-- Begin --

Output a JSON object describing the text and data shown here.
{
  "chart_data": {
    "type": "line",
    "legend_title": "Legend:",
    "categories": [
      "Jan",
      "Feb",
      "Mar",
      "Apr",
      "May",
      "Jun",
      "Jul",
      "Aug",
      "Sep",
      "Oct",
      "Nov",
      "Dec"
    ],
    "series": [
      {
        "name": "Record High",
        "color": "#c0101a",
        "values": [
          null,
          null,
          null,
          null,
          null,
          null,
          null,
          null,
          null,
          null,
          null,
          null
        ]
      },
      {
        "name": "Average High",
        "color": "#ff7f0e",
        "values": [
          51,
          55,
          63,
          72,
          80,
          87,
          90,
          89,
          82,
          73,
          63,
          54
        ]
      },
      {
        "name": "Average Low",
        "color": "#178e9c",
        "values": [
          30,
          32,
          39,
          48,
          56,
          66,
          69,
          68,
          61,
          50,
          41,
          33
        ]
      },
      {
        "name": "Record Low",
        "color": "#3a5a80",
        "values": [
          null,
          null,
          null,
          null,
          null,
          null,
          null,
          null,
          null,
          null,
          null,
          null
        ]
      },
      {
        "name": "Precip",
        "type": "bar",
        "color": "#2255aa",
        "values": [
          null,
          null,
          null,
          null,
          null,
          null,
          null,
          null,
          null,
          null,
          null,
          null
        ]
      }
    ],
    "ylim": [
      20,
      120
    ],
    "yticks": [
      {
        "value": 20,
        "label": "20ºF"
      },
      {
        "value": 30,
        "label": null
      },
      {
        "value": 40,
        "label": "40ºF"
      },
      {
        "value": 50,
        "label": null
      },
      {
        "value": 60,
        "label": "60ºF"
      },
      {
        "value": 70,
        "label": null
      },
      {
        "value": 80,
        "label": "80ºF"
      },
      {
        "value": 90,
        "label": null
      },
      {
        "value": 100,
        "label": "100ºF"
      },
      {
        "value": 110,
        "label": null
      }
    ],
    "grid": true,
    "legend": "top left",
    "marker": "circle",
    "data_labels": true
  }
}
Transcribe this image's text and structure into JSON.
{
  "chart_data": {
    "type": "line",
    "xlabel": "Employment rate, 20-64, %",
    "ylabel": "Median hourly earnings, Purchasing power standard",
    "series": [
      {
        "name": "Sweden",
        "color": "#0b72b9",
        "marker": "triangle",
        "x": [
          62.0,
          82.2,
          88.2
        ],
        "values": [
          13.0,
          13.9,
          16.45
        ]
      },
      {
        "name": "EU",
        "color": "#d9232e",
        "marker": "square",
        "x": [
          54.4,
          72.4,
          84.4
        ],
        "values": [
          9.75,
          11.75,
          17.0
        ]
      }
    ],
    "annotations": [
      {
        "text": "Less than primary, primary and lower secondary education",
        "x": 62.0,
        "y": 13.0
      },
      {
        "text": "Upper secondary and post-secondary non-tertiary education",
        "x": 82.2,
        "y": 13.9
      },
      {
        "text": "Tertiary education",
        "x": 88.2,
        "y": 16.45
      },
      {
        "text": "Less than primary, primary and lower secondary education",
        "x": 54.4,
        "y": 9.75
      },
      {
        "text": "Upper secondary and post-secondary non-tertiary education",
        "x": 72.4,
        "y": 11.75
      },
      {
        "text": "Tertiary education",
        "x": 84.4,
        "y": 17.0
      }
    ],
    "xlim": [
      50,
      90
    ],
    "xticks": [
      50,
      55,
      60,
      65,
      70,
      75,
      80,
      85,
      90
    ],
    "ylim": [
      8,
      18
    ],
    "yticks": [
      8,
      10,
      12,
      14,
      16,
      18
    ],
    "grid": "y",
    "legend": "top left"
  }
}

-- End --

◆ **PROBLEM TO WORK ON**:
Send back each record exactly as it stands.

◆ **SOLUTION FOR THIS EXERCISE**:
Output a JSON object describing the text and data shown here.
{
  "chart_data": {
    "type": "line",
    "legend_title": "Legend:",
    "categories": [
      "Jan",
      "Feb",
      "Mar",
      "Apr",
      "May",
      "Jun",
      "Jul",
      "Aug",
      "Sep",
      "Oct",
      "Nov",
      "Dec"
    ],
    "series": [
      {
        "name": "Record High",
        "color": "#c0101a",
        "values": [
          null,
          null,
          null,
          null,
          null,
          null,
          null,
          null,
          null,
          null,
          null,
          null
        ]
      },
      {
        "name": "Average High",
        "color": "#ff7f0e",
        "values": [
          51,
          55,
          63,
          72,
          80,
          87,
          90,
          89,
          82,
          73,
          63,
          54
        ]
      },
      {
        "name": "Average Low",
        "color": "#178e9c",
        "values": [
          30,
          32,
          39,
          48,
          56,
          66,
          69,
          68,
          61,
          50,
          41,
          33
        ]
      },
      {
        "name": "Record Low",
        "color": "#3a5a80",
        "values": [
          null,
          null,
          null,
          null,
          null,
          null,
          null,
          null,
          null,
          null,
          null,
          null
        ]
      },
      {
        "name": "Precip",
        "type": "bar",
        "color": "#2255aa",
        "values": [
          null,
          null,
          null,
          null,
          null,
          null,
          null,
          null,
          null,
          null,
          null,
          null
        ]
      }
    ],
    "ylim": [
      20,
      120
    ],
    "yticks": [
      {
        "value": 20,
        "label": "20ºF"
      },
      {
        "value": 30,
        "label": null
      },
      {
        "value": 40,
        "label": "40ºF"
      },
      {
        "value": 50,
        "label": null
      },
      {
        "value": 60,
        "label": "60ºF"
      },
      {
        "value": 70,
        "label": null
      },
      {
        "value": 80,
        "label": "80ºF"
      },
      {
        "value": 90,
        "label": null
      },
      {
        "value": 100,
        "label": "100ºF"
      },
      {
        "value": 110,
        "label": null
      }
    ],
    "grid": true,
    "legend": "top left",
    "marker": "circle",
    "data_labels": true
  }
}
Transcribe this image's text and structure into JSON.
{
  "chart_data": {
    "type": "line",
    "xlabel": "Employment rate, 20-64, %",
    "ylabel": "Median hourly earnings, Purchasing power standard",
    "series": [
      {
        "name": "Sweden",
        "color": "#0b72b9",
        "marker": "triangle",
        "x": [
          62.0,
          82.2,
          88.2
        ],
        "values": [
          13.0,
          13.9,
          16.45
        ]
      },
      {
        "name": "EU",
        "color": "#d9232e",
        "marker": "square",
        "x": [
          54.4,
          72.4,
          84.4
        ],
        "values": [
          9.75,
          11.75,
          17.0
        ]
      }
    ],
    "annotations": [
      {
        "text": "Less than primary, primary and lower secondary education",
        "x": 62.0,
        "y": 13.0
      },
      {
        "text": "Upper secondary and post-secondary non-tertiary education",
        "x": 82.2,
        "y": 13.9
      },
      {
        "text": "Tertiary education",
        "x": 88.2,
        "y": 16.45
      },
      {
        "text": "Less than primary, primary and lower secondary education",
        "x": 54.4,
        "y": 9.75
      },
      {
        "text": "Upper secondary and post-secondary non-tertiary education",
        "x": 72.4,
        "y": 11.75
      },
      {
        "text": "Tertiary education",
        "x": 84.4,
        "y": 17.0
      }
    ],
    "xlim": [
      50,
      90
    ],
    "xticks": [
      50,
      55,
      60,
      65,
      70,
      75,
      80,
      85,
      90
    ],
    "ylim": [
      8,
      18
    ],
    "yticks": [
      8,
      10,
      12,
      14,
      16,
      18
    ],
    "grid": "y",
    "legend": "top left"
  }
}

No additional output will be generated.